**TASK GOAL**
Provide only the number of lines in the data below that contain the string "this".

**DATA FOR ANALYSIS**
════

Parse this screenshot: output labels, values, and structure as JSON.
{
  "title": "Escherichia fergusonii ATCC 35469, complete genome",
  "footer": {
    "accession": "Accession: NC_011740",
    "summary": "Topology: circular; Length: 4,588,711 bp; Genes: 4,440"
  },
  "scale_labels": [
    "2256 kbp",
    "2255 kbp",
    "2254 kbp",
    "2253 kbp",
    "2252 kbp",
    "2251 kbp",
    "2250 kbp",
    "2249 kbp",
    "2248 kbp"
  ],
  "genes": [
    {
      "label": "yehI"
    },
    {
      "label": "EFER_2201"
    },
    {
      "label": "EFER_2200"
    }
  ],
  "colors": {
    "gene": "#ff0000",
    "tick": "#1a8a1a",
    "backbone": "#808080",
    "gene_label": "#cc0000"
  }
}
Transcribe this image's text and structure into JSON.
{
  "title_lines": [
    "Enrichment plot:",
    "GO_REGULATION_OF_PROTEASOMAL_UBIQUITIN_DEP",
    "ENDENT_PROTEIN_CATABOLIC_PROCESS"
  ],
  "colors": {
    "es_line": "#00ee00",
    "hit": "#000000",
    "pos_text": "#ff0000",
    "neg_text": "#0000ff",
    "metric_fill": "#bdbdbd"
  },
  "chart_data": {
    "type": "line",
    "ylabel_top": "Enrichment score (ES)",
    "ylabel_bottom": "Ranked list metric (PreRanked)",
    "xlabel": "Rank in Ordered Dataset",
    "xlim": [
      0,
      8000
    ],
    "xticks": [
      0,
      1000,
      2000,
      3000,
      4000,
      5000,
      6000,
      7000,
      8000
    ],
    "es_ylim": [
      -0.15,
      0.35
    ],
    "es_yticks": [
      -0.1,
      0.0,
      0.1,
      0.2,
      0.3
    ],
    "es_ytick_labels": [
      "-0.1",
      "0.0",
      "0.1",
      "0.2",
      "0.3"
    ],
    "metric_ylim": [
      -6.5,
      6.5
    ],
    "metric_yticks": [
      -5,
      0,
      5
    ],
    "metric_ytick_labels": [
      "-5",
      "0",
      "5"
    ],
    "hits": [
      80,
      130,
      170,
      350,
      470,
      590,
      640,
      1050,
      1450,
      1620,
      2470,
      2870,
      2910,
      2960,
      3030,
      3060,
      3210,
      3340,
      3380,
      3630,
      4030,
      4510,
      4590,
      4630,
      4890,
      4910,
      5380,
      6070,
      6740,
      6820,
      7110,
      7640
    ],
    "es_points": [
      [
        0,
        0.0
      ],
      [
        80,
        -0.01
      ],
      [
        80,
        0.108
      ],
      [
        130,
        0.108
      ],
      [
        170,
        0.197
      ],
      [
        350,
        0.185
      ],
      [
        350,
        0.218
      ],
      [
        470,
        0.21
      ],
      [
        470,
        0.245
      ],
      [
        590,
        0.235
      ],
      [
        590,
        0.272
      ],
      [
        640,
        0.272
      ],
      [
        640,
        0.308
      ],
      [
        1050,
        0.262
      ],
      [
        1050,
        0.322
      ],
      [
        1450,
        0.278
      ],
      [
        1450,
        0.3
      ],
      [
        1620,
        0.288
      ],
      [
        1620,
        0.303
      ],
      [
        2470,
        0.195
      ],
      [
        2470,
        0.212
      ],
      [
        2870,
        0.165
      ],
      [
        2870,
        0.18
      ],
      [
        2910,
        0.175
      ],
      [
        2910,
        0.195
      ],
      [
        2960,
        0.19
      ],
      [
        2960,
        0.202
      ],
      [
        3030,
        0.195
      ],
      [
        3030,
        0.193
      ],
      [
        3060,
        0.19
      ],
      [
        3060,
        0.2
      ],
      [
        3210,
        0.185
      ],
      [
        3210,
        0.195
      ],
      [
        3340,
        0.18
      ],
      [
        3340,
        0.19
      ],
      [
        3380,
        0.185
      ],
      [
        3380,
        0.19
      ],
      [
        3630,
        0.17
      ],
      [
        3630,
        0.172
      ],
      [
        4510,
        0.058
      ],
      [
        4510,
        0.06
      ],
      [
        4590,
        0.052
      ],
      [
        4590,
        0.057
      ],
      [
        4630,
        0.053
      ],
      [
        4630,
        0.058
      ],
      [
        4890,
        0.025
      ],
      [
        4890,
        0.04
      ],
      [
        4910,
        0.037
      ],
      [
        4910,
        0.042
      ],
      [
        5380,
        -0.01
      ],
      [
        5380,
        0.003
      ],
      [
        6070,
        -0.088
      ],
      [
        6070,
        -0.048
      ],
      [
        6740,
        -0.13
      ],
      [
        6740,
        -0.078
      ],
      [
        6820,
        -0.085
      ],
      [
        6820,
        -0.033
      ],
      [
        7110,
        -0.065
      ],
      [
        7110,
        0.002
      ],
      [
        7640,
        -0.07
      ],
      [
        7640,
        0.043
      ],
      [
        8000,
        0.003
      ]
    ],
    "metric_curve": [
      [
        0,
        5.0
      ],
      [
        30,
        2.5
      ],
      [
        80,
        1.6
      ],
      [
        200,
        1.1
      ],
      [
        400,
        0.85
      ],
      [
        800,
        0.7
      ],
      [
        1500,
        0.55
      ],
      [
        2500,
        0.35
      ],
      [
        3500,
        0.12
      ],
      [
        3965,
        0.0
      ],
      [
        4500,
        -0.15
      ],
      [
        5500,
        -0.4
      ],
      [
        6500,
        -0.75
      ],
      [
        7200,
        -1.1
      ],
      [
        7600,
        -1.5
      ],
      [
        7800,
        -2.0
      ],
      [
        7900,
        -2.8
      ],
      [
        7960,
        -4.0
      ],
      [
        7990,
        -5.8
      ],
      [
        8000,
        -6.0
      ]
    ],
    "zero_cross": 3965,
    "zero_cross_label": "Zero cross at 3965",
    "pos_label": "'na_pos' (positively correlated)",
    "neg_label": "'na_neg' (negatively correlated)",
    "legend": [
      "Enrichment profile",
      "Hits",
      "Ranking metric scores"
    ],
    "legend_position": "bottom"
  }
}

════

**EXERCISE OUTPUT**
2